─── Task input

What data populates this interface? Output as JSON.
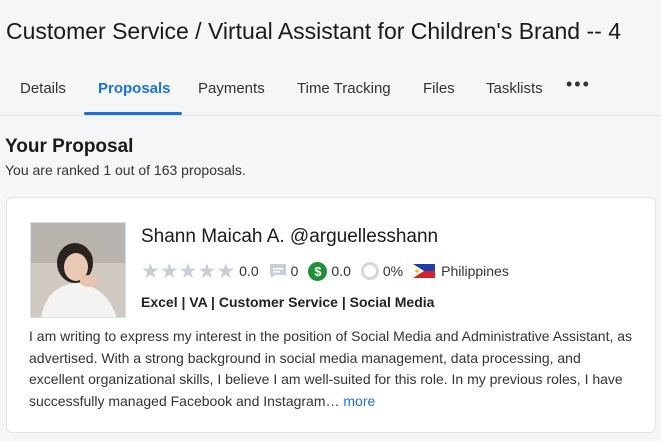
{
  "job": {
    "title": "Customer Service / Virtual Assistant for Children's Brand -- 4"
  },
  "tabs": [
    {
      "label": "Details"
    },
    {
      "label": "Proposals"
    },
    {
      "label": "Payments"
    },
    {
      "label": "Time Tracking"
    },
    {
      "label": "Files"
    },
    {
      "label": "Tasklists"
    }
  ],
  "more_menu": {
    "label": "•••"
  },
  "section": {
    "title": "Your Proposal",
    "rank_text": "You are ranked 1 out of 163 proposals."
  },
  "proposal": {
    "name": "Shann Maicah A. @arguellesshann",
    "rating": "0.0",
    "rating_stars": 0,
    "reviews": "0",
    "earnings": "0.0",
    "job_success": "0%",
    "country": "Philippines",
    "skills": "Excel | VA | Customer Service | Social Media",
    "cover_letter": "I am writing to express my interest in the position of Social Media and Administrative Assistant, as advertised. With a strong background in social media management, data processing, and excellent organizational skills, I believe I am well-suited for this role. In my previous roles, I have successfully managed Facebook and Instagram…",
    "more_label": "more"
  },
  "colors": {
    "accent": "#1a73d9",
    "money_green": "#1f8f3a",
    "star_empty": "#c9ced6"
  },
  "icons": [
    "star-icon",
    "chat-icon",
    "dollar-icon",
    "job-success-ring-icon",
    "philippines-flag-icon",
    "more-dots-icon"
  ]
}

──────

Among the lines of the material, find those that hold the word "Social" and copy them.

    "skills": "Excel | VA | Customer Service | Social Media",
    "cover_letter": "I am writing to express my interest in the position of Social Media and Administrative Assistant, as advertised. With a strong background in social media management, data processing, and excellent organizational skills, I believe I am well-suited for this role. In my previous roles, I have successfully managed Facebook and Instagram…",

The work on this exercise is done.